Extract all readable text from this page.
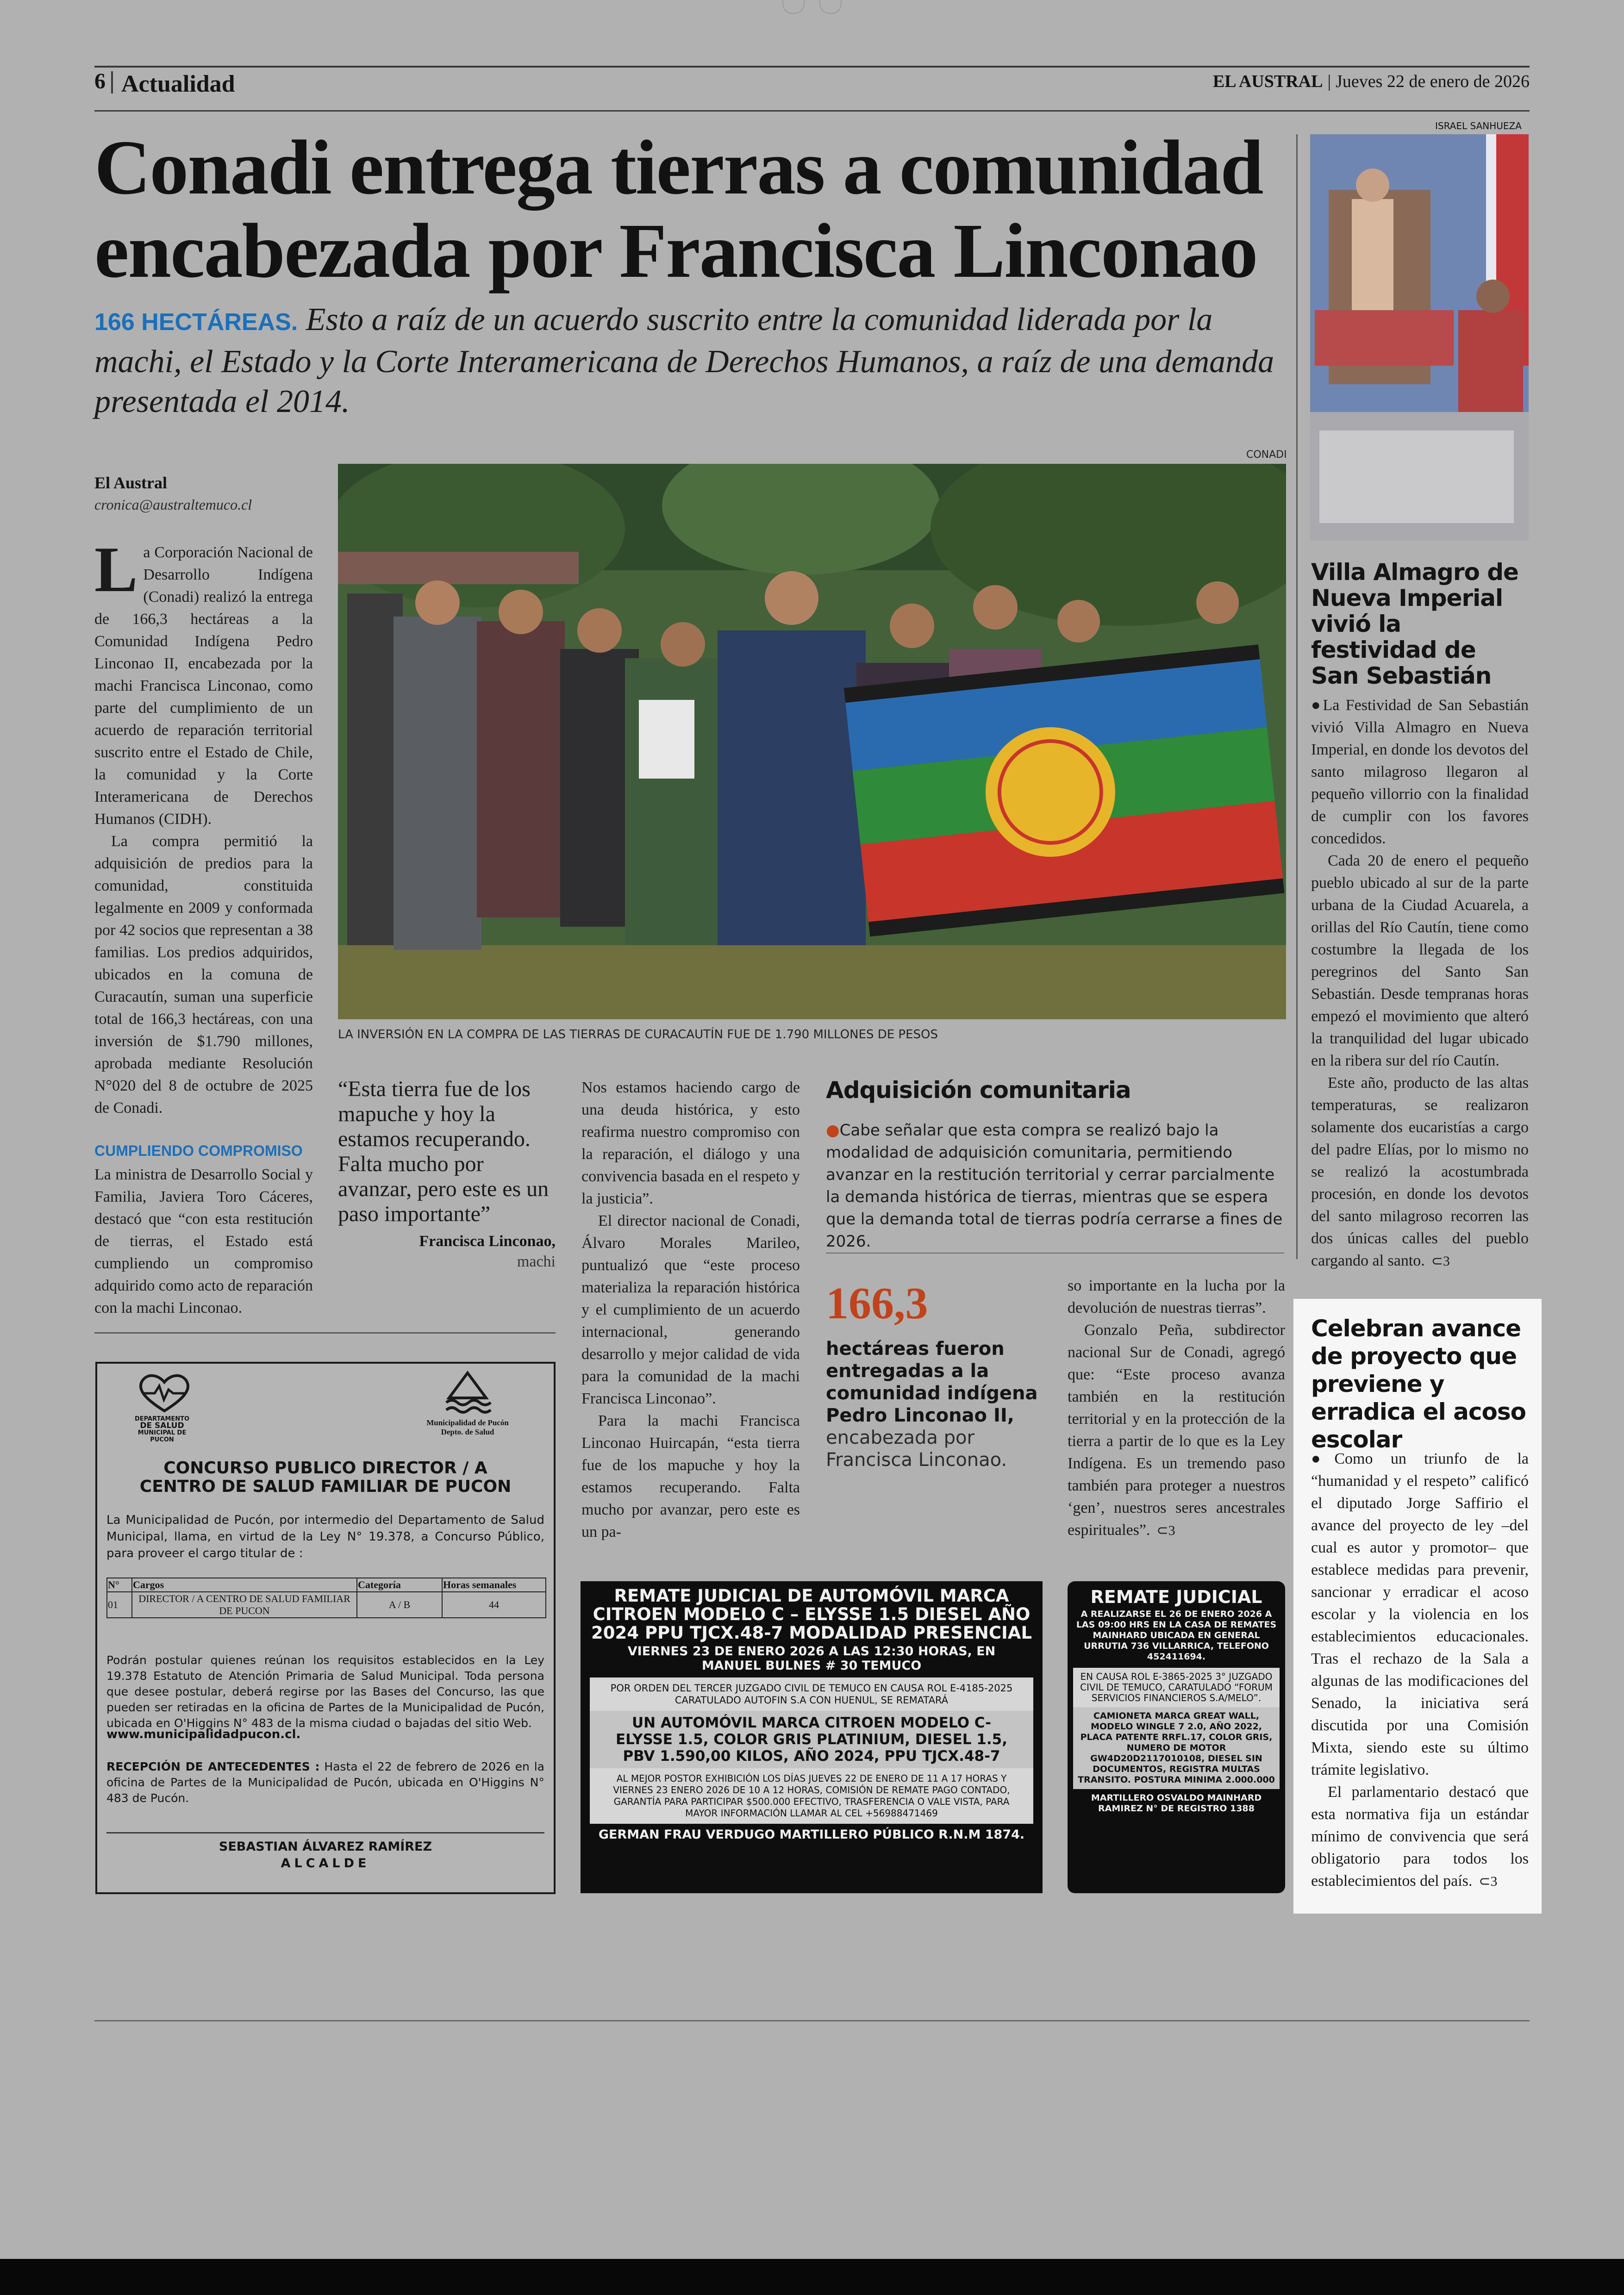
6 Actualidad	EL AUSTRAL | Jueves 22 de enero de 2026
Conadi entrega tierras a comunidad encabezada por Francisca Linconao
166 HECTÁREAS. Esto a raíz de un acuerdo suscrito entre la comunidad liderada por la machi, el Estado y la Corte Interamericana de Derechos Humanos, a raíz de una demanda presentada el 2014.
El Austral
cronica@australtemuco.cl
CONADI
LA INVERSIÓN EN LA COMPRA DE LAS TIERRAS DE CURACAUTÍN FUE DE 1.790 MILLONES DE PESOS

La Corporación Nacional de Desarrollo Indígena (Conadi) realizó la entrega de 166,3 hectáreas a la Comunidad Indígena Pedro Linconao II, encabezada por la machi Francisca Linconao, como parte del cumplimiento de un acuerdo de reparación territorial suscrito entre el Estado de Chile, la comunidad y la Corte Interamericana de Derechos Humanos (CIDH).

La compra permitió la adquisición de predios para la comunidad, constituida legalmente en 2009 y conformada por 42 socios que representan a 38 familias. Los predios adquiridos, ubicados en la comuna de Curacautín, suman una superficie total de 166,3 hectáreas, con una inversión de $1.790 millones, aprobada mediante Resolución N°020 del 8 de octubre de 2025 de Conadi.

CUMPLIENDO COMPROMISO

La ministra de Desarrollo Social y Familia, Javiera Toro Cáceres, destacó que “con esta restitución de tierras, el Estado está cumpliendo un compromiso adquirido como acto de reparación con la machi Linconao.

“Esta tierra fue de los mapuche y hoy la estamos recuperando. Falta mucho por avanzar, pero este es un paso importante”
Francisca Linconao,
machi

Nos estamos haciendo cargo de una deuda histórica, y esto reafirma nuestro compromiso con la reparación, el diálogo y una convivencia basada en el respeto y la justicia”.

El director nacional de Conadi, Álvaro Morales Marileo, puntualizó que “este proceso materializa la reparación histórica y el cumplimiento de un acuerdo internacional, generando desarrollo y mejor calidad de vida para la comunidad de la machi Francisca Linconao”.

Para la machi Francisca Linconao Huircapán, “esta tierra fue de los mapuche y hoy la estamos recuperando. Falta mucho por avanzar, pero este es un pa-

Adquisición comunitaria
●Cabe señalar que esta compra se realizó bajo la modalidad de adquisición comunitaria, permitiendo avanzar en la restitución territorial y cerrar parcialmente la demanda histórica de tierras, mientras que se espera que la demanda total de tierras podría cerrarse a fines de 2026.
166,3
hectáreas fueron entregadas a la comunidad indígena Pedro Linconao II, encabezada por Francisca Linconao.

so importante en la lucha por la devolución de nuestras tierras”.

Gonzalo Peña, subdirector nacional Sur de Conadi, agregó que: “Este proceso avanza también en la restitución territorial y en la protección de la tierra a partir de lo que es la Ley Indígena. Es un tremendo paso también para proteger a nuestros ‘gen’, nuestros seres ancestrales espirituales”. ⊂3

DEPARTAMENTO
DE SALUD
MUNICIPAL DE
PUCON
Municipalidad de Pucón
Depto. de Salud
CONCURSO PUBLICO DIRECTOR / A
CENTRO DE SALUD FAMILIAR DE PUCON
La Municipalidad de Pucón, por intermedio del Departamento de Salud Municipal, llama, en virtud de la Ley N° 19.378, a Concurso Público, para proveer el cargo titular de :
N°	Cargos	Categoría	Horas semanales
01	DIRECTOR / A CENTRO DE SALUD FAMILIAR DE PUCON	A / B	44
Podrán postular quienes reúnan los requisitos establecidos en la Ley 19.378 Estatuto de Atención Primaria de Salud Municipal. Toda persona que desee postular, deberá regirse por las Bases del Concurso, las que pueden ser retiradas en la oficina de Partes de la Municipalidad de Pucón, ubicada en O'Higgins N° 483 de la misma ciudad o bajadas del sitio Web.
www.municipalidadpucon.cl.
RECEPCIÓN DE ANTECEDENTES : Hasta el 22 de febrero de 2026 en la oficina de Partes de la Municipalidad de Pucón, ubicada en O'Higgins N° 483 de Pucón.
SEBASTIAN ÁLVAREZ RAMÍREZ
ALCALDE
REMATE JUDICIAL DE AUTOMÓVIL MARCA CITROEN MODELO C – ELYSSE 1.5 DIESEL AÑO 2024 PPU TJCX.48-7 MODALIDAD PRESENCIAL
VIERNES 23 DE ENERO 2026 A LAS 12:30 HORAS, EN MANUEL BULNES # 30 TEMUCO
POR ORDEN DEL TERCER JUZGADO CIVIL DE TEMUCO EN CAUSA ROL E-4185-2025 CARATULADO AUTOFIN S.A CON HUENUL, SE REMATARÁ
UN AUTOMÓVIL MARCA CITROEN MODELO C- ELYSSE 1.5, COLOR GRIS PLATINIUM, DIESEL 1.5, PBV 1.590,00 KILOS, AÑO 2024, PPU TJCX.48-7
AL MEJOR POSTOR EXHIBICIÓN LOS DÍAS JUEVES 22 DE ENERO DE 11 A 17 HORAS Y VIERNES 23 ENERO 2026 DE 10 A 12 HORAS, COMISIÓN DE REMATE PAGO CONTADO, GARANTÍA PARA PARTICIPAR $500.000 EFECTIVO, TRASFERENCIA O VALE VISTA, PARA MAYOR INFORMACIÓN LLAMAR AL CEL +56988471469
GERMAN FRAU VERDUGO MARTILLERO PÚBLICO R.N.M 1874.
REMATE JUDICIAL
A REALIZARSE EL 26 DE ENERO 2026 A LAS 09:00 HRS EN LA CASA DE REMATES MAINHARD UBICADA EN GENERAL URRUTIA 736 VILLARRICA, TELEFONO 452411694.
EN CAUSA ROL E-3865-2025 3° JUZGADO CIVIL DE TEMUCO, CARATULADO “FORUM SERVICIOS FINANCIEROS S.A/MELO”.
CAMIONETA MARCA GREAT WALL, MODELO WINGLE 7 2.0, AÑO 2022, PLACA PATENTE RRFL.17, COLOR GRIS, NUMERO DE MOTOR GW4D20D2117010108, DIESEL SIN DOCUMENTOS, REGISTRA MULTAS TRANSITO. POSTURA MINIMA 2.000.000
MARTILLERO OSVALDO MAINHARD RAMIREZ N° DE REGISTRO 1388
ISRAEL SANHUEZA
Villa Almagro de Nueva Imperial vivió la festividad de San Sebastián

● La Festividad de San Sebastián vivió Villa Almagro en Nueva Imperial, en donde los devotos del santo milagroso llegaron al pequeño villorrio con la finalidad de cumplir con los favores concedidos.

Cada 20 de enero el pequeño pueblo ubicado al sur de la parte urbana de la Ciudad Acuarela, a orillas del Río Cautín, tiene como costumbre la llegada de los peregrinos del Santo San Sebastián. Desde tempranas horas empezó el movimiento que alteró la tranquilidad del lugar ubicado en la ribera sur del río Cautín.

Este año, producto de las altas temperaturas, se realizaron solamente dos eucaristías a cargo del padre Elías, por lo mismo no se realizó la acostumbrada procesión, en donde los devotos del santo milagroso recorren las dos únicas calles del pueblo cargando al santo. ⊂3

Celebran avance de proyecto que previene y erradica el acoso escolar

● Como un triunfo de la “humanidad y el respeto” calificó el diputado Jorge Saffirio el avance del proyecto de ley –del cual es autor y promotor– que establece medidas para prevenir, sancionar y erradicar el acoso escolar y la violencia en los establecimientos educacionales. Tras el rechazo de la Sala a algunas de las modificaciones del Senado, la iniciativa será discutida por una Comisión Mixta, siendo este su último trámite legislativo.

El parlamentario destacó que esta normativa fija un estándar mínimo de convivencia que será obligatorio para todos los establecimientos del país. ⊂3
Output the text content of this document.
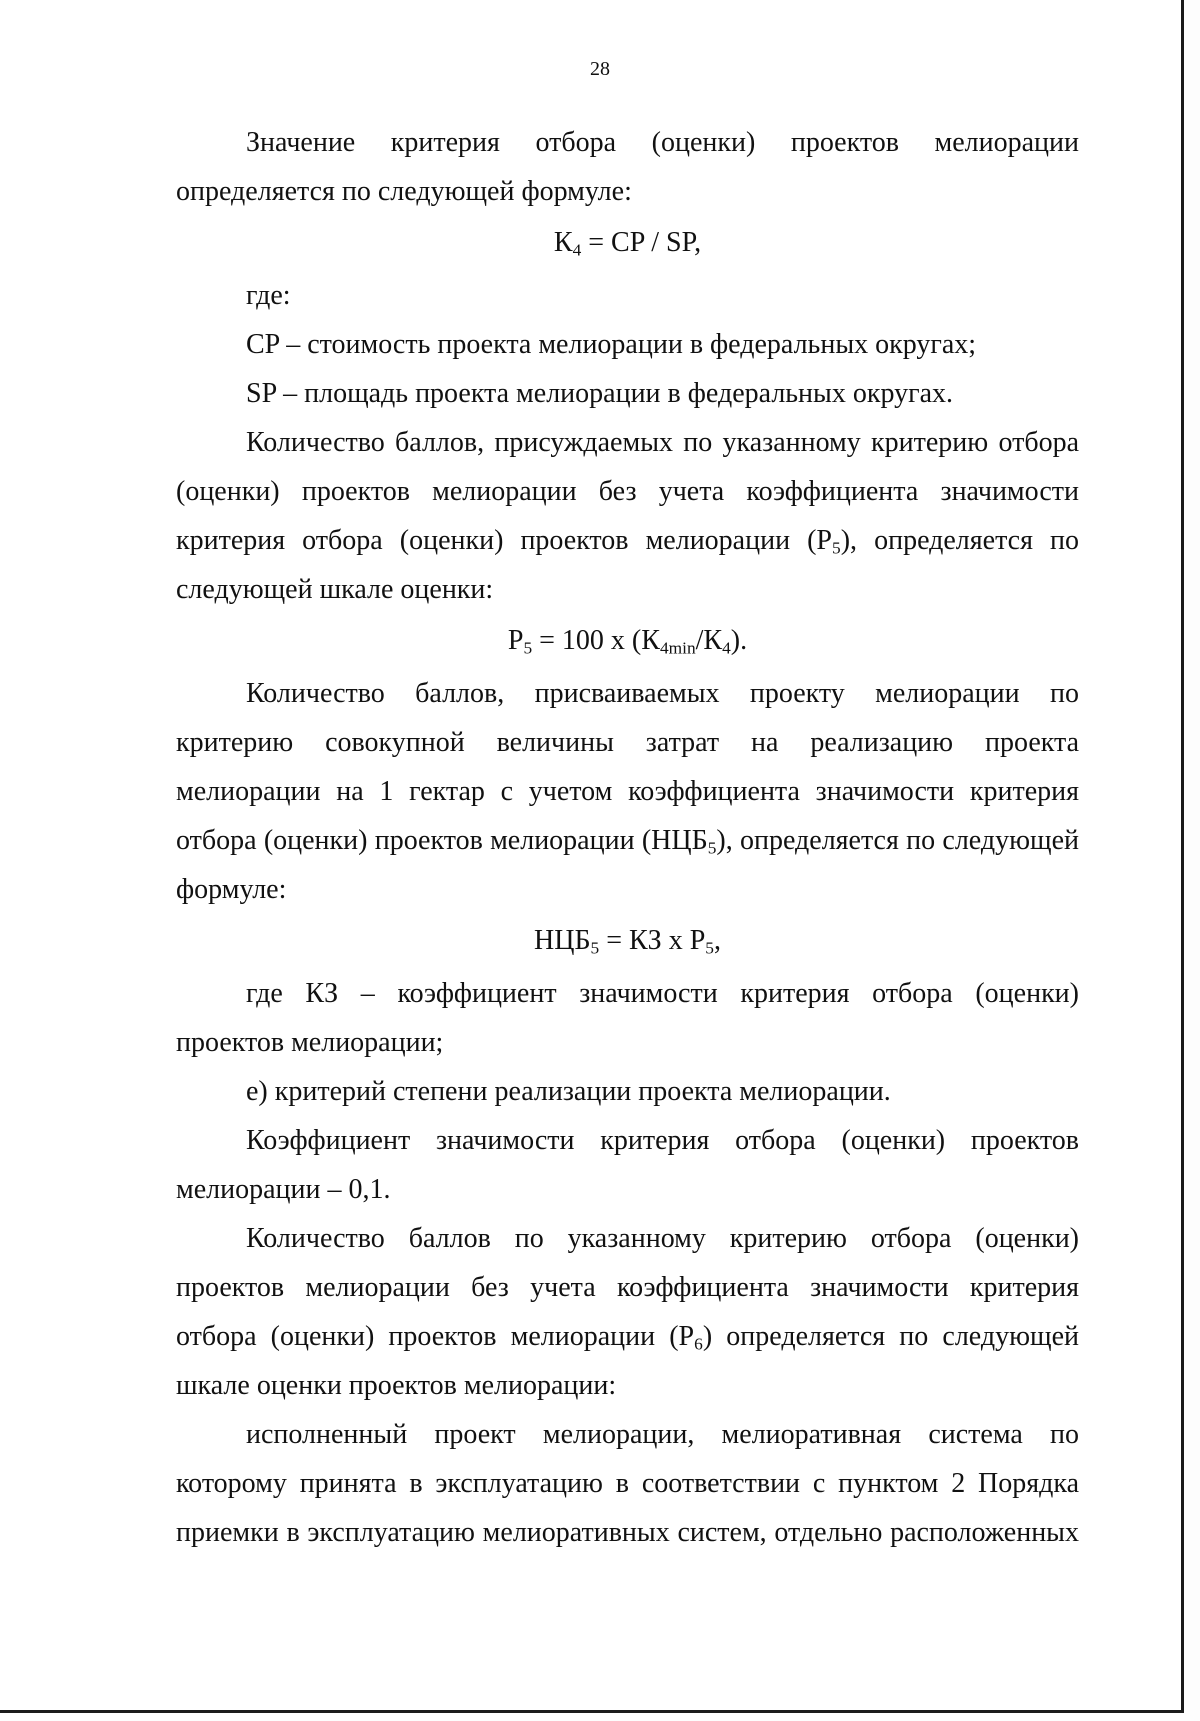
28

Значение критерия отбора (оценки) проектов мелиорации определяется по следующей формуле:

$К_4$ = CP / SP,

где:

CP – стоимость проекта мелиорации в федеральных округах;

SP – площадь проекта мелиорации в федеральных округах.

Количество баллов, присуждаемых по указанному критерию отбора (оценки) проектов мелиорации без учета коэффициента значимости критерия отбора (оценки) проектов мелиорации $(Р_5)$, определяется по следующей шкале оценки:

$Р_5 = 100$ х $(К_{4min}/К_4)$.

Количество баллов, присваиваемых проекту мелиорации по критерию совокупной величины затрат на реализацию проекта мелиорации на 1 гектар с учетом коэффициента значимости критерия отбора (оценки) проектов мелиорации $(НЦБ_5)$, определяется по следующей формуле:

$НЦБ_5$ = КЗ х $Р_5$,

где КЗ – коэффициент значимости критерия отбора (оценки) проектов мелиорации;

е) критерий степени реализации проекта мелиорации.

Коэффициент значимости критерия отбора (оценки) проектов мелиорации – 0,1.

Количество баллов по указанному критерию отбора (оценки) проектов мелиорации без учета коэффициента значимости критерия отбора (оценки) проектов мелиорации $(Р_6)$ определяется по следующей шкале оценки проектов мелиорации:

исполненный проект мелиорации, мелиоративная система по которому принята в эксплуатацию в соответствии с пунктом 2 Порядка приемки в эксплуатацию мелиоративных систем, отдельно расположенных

————

## [Request]
In the listing above, count each line that holds the string "MARTILLERO". Give the number only.

## [Correct answer]
2